▶ _Task objective_:
Render every entry verbatim.

● ● ● ● ●

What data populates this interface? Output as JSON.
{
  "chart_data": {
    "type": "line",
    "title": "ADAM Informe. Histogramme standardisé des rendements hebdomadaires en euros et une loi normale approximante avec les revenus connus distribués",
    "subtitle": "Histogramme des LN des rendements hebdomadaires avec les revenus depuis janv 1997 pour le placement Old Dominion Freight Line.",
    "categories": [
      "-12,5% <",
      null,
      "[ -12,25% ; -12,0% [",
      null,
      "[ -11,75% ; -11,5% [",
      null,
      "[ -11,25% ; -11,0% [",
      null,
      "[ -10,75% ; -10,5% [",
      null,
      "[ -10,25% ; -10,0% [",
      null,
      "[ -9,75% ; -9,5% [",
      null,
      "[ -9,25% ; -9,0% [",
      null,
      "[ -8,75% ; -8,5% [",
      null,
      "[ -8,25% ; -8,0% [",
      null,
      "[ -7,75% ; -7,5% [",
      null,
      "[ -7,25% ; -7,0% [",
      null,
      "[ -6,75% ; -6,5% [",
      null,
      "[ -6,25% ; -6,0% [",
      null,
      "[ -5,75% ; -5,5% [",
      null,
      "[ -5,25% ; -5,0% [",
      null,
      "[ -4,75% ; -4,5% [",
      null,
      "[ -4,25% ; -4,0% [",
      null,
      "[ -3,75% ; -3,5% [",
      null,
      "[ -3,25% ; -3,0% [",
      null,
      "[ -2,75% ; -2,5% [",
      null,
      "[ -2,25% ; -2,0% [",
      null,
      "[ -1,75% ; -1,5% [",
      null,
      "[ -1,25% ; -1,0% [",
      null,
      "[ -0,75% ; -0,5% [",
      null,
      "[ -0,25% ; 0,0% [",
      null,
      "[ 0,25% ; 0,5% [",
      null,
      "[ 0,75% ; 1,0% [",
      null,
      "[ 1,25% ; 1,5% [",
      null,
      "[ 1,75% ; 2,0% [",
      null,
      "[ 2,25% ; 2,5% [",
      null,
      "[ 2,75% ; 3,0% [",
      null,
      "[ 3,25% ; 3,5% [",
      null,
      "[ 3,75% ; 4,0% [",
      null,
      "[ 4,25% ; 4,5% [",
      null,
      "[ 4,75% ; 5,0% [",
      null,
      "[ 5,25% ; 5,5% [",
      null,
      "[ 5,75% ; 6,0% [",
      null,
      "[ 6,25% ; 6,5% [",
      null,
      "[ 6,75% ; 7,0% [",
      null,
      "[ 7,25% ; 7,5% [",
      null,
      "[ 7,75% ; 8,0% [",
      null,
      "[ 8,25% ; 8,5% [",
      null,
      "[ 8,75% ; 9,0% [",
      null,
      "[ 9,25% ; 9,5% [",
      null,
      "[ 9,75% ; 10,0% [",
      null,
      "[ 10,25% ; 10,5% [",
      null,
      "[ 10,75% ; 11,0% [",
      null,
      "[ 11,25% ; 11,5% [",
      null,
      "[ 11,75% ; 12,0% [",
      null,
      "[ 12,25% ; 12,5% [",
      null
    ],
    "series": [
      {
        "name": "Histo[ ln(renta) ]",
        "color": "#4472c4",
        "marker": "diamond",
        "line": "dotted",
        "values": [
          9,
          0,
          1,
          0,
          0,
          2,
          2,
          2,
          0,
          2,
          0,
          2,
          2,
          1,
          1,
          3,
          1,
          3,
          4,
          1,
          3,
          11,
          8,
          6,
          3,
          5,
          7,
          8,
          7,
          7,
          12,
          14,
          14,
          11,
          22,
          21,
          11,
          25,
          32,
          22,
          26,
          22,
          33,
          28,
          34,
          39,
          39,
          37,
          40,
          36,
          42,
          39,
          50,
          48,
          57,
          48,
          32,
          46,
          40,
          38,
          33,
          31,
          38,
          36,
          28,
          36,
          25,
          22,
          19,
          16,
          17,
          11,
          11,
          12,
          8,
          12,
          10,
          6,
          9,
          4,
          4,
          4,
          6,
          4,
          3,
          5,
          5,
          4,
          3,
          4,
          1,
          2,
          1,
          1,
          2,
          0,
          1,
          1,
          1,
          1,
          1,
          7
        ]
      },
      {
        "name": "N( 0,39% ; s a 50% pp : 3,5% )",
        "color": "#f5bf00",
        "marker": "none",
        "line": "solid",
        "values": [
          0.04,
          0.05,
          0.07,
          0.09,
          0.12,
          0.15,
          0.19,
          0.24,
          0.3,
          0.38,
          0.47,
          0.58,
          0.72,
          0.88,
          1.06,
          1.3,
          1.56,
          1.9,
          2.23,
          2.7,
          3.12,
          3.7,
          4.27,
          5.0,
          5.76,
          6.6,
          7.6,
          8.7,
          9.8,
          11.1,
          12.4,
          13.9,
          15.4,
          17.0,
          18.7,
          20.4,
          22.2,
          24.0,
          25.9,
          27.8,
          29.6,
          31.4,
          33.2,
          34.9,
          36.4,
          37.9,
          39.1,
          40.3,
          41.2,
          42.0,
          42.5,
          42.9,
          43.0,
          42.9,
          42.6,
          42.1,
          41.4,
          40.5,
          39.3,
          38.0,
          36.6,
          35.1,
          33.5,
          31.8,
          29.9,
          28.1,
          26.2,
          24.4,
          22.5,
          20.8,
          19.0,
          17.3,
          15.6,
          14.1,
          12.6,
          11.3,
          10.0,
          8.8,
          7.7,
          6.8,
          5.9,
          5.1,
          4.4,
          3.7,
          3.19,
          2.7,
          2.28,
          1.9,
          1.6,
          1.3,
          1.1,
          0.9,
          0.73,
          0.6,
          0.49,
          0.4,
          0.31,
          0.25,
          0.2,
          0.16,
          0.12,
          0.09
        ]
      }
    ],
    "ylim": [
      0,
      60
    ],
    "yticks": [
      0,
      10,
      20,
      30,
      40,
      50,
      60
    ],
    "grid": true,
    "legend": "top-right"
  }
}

● ● ● ● ●

▶ _The completed task_:
What data populates this interface? Output as JSON.
{
  "chart_data": {
    "type": "line",
    "title": "ADAM Informe. Histogramme standardisé des rendements hebdomadaires en euros et une loi normale approximante avec les revenus connus distribués",
    "subtitle": "Histogramme des LN des rendements hebdomadaires avec les revenus depuis janv 1997 pour le placement Old Dominion Freight Line.",
    "categories": [
      "-12,5% <",
      null,
      "[ -12,25% ; -12,0% [",
      null,
      "[ -11,75% ; -11,5% [",
      null,
      "[ -11,25% ; -11,0% [",
      null,
      "[ -10,75% ; -10,5% [",
      null,
      "[ -10,25% ; -10,0% [",
      null,
      "[ -9,75% ; -9,5% [",
      null,
      "[ -9,25% ; -9,0% [",
      null,
      "[ -8,75% ; -8,5% [",
      null,
      "[ -8,25% ; -8,0% [",
      null,
      "[ -7,75% ; -7,5% [",
      null,
      "[ -7,25% ; -7,0% [",
      null,
      "[ -6,75% ; -6,5% [",
      null,
      "[ -6,25% ; -6,0% [",
      null,
      "[ -5,75% ; -5,5% [",
      null,
      "[ -5,25% ; -5,0% [",
      null,
      "[ -4,75% ; -4,5% [",
      null,
      "[ -4,25% ; -4,0% [",
      null,
      "[ -3,75% ; -3,5% [",
      null,
      "[ -3,25% ; -3,0% [",
      null,
      "[ -2,75% ; -2,5% [",
      null,
      "[ -2,25% ; -2,0% [",
      null,
      "[ -1,75% ; -1,5% [",
      null,
      "[ -1,25% ; -1,0% [",
      null,
      "[ -0,75% ; -0,5% [",
      null,
      "[ -0,25% ; 0,0% [",
      null,
      "[ 0,25% ; 0,5% [",
      null,
      "[ 0,75% ; 1,0% [",
      null,
      "[ 1,25% ; 1,5% [",
      null,
      "[ 1,75% ; 2,0% [",
      null,
      "[ 2,25% ; 2,5% [",
      null,
      "[ 2,75% ; 3,0% [",
      null,
      "[ 3,25% ; 3,5% [",
      null,
      "[ 3,75% ; 4,0% [",
      null,
      "[ 4,25% ; 4,5% [",
      null,
      "[ 4,75% ; 5,0% [",
      null,
      "[ 5,25% ; 5,5% [",
      null,
      "[ 5,75% ; 6,0% [",
      null,
      "[ 6,25% ; 6,5% [",
      null,
      "[ 6,75% ; 7,0% [",
      null,
      "[ 7,25% ; 7,5% [",
      null,
      "[ 7,75% ; 8,0% [",
      null,
      "[ 8,25% ; 8,5% [",
      null,
      "[ 8,75% ; 9,0% [",
      null,
      "[ 9,25% ; 9,5% [",
      null,
      "[ 9,75% ; 10,0% [",
      null,
      "[ 10,25% ; 10,5% [",
      null,
      "[ 10,75% ; 11,0% [",
      null,
      "[ 11,25% ; 11,5% [",
      null,
      "[ 11,75% ; 12,0% [",
      null,
      "[ 12,25% ; 12,5% [",
      null
    ],
    "series": [
      {
        "name": "Histo[ ln(renta) ]",
        "color": "#4472c4",
        "marker": "diamond",
        "line": "dotted",
        "values": [
          9,
          0,
          1,
          0,
          0,
          2,
          2,
          2,
          0,
          2,
          0,
          2,
          2,
          1,
          1,
          3,
          1,
          3,
          4,
          1,
          3,
          11,
          8,
          6,
          3,
          5,
          7,
          8,
          7,
          7,
          12,
          14,
          14,
          11,
          22,
          21,
          11,
          25,
          32,
          22,
          26,
          22,
          33,
          28,
          34,
          39,
          39,
          37,
          40,
          36,
          42,
          39,
          50,
          48,
          57,
          48,
          32,
          46,
          40,
          38,
          33,
          31,
          38,
          36,
          28,
          36,
          25,
          22,
          19,
          16,
          17,
          11,
          11,
          12,
          8,
          12,
          10,
          6,
          9,
          4,
          4,
          4,
          6,
          4,
          3,
          5,
          5,
          4,
          3,
          4,
          1,
          2,
          1,
          1,
          2,
          0,
          1,
          1,
          1,
          1,
          1,
          7
        ]
      },
      {
        "name": "N( 0,39% ; s a 50% pp : 3,5% )",
        "color": "#f5bf00",
        "marker": "none",
        "line": "solid",
        "values": [
          0.04,
          0.05,
          0.07,
          0.09,
          0.12,
          0.15,
          0.19,
          0.24,
          0.3,
          0.38,
          0.47,
          0.58,
          0.72,
          0.88,
          1.06,
          1.3,
          1.56,
          1.9,
          2.23,
          2.7,
          3.12,
          3.7,
          4.27,
          5.0,
          5.76,
          6.6,
          7.6,
          8.7,
          9.8,
          11.1,
          12.4,
          13.9,
          15.4,
          17.0,
          18.7,
          20.4,
          22.2,
          24.0,
          25.9,
          27.8,
          29.6,
          31.4,
          33.2,
          34.9,
          36.4,
          37.9,
          39.1,
          40.3,
          41.2,
          42.0,
          42.5,
          42.9,
          43.0,
          42.9,
          42.6,
          42.1,
          41.4,
          40.5,
          39.3,
          38.0,
          36.6,
          35.1,
          33.5,
          31.8,
          29.9,
          28.1,
          26.2,
          24.4,
          22.5,
          20.8,
          19.0,
          17.3,
          15.6,
          14.1,
          12.6,
          11.3,
          10.0,
          8.8,
          7.7,
          6.8,
          5.9,
          5.1,
          4.4,
          3.7,
          3.19,
          2.7,
          2.28,
          1.9,
          1.6,
          1.3,
          1.1,
          0.9,
          0.73,
          0.6,
          0.49,
          0.4,
          0.31,
          0.25,
          0.2,
          0.16,
          0.12,
          0.09
        ]
      }
    ],
    "ylim": [
      0,
      60
    ],
    "yticks": [
      0,
      10,
      20,
      30,
      40,
      50,
      60
    ],
    "grid": true,
    "legend": "top-right"
  }
}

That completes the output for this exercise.